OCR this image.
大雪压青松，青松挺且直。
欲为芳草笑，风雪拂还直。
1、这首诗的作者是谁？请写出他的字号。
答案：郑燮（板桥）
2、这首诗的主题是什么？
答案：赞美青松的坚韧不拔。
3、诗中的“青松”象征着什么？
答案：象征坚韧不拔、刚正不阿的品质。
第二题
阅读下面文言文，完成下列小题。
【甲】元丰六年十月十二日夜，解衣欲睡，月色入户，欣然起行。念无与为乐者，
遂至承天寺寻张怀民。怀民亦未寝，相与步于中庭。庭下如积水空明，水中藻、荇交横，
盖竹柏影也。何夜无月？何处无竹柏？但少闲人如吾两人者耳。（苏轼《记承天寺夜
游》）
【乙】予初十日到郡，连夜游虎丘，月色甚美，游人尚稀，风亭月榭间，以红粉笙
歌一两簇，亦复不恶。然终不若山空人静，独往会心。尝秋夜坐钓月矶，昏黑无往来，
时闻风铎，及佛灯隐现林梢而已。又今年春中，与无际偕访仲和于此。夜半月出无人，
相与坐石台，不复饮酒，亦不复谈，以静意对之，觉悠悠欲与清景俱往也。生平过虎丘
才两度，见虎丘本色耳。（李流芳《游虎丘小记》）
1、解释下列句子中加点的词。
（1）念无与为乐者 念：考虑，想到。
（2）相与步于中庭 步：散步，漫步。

Stated goal: Transcribe the material exactly as it reads.

Solution for this task:
OCR this image.
大雪压青松，青松挺且直。
欲为芳草笑，风雪拂还直。
1、这首诗的作者是谁？请写出他的字号。
答案：郑燮（板桥）
2、这首诗的主题是什么？
答案：赞美青松的坚韧不拔。
3、诗中的“青松”象征着什么？
答案：象征坚韧不拔、刚正不阿的品质。
第二题
阅读下面文言文，完成下列小题。
【甲】元丰六年十月十二日夜，解衣欲睡，月色入户，欣然起行。念无与为乐者，
遂至承天寺寻张怀民。怀民亦未寝，相与步于中庭。庭下如积水空明，水中藻、荇交横，
盖竹柏影也。何夜无月？何处无竹柏？但少闲人如吾两人者耳。（苏轼《记承天寺夜
游》）
【乙】予初十日到郡，连夜游虎丘，月色甚美，游人尚稀，风亭月榭间，以红粉笙
歌一两簇，亦复不恶。然终不若山空人静，独往会心。尝秋夜坐钓月矶，昏黑无往来，
时闻风铎，及佛灯隐现林梢而已。又今年春中，与无际偕访仲和于此。夜半月出无人，
相与坐石台，不复饮酒，亦不复谈，以静意对之，觉悠悠欲与清景俱往也。生平过虎丘
才两度，见虎丘本色耳。（李流芳《游虎丘小记》）
1、解释下列句子中加点的词。
（1）念无与为乐者 念：考虑，想到。
（2）相与步于中庭 步：散步，漫步。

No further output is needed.